» **Задание 1**
Перепишите, пожалуйста, без изменений строки листинга: от самого начала листинга до строки с «pricing-link[interactable]: Cennik —» включительно.

Автор «Жития», повествуя о хазарах, механически смешивает стереотипное представление о северных варварах — «сынах Магога» — с реальными впечатлениями о Хазарии, которые дошли до него, вероятно, от участников поездки Нарсе. Он говорит о хазарах, что это народ «далекий, страшный по виду, звероподобный, едящий сырое мясо и не имеющий никакой религии...» В то же время он сообщает, что хазары признают «бога-творца», что в их стране «много селений и городов», причем таких, жители которых «беспрепятственно» исповедуют христианство. В стране хазар принял христианство спутник Нарсе — арабский юноша Або, истории «мученичества» которого посвящено произведение. Нарсе, как можно думать, побывал в Итиле. «Житие» говорит, что он добрался до «северной страны», где находились «стоянка и лагерь» хазар.

* * *

Несмотря на то, что археологическое обследование Северного Кавказа в настоящее время не завершено и на его археологической карте еще значительное место занимают белые пятна, уже сейчас, в основном благодаря работам, проведенным в послевоенные десятилетия, можно сделать некоторые выводы, существенно дополняющие материал письменных источников.

На археологической карте Северного Кавказа VIII—X вв. в настоящее время довольно четко обозначился ряд культурно-бытовых комплексов, за которыми нельзя не увидеть крупные этнические общности. Такие общности обозначались на юго-западе Предкавказья — в Закубанье, в Центральной части Предкавказья между Лабой и Аргуном, в Восточной части — от Аргуна до Каспия, в степной зоне междуморья — от Кубани на юге до Маныча на севере и от Тамани на западе до среднего течения Кумы на востоке. Внутри этих крупных комплексов выделен ряд локальных групп, представляющих отдельные племенные или территориальные объединения.

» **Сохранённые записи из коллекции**
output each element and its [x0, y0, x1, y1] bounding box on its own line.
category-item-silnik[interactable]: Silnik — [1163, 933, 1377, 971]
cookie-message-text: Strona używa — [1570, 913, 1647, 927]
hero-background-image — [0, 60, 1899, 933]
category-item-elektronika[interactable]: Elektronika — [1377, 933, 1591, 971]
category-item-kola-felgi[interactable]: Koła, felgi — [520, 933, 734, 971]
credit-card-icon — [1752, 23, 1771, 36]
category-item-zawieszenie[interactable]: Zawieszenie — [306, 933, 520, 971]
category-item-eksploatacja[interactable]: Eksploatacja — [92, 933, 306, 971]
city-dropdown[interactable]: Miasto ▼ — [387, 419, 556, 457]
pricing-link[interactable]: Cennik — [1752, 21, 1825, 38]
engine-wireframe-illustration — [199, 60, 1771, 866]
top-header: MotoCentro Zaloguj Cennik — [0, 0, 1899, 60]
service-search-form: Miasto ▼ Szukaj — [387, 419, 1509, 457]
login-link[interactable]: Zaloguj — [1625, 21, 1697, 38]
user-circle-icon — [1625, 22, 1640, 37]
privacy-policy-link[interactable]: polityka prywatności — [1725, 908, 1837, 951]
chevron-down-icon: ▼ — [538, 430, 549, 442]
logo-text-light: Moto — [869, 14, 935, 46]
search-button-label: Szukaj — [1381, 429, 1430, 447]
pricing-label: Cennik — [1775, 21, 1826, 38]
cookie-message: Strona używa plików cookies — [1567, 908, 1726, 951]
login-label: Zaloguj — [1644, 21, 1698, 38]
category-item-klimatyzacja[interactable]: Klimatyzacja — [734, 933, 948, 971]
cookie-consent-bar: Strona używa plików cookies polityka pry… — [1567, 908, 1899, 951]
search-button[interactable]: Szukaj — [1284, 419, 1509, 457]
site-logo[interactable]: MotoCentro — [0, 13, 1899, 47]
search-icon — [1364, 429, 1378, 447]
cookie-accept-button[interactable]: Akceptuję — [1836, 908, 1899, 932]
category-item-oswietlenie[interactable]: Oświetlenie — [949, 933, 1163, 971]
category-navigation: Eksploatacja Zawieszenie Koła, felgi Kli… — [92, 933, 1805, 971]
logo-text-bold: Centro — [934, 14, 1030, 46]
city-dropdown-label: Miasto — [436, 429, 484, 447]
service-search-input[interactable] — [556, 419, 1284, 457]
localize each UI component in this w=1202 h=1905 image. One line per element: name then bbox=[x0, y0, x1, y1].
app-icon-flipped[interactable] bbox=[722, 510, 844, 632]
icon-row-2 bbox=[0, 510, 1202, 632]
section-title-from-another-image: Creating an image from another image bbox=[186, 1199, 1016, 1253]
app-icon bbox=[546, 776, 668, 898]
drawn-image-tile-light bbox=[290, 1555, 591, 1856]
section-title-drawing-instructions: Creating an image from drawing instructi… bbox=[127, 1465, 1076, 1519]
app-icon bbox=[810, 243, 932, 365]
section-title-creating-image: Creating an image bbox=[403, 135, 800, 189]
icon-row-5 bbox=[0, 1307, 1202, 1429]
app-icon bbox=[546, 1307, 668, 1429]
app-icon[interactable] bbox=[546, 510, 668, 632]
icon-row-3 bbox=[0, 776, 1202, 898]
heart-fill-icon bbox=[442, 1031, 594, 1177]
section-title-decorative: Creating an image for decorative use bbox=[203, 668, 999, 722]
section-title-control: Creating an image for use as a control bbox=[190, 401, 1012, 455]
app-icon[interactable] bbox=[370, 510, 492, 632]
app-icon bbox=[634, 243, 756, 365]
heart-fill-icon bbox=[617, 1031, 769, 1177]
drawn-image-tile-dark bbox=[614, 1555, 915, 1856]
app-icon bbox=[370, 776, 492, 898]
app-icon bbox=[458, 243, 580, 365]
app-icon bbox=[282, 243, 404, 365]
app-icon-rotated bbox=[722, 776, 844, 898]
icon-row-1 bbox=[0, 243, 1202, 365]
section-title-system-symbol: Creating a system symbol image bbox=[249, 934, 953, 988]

» **Задание 2**
Кто из спутников Нарсе принял христианство в стране хазар, согласно тексту о хазарах и Северном Кавказе?

» **Верный результат 1**
output each element and its [x0, y0, x1, y1] bounding box on its own line.
category-item-silnik[interactable]: Silnik — [1163, 933, 1377, 971]
cookie-message-text: Strona używa — [1570, 913, 1647, 927]
hero-background-image — [0, 60, 1899, 933]
category-item-elektronika[interactable]: Elektronika — [1377, 933, 1591, 971]
category-item-kola-felgi[interactable]: Koła, felgi — [520, 933, 734, 971]
credit-card-icon — [1752, 23, 1771, 36]
category-item-zawieszenie[interactable]: Zawieszenie — [306, 933, 520, 971]
category-item-eksploatacja[interactable]: Eksploatacja — [92, 933, 306, 971]
city-dropdown[interactable]: Miasto ▼ — [387, 419, 556, 457]
pricing-link[interactable]: Cennik — [1752, 21, 1825, 38]

» **Верный результат 2**
Арабский юноша Або.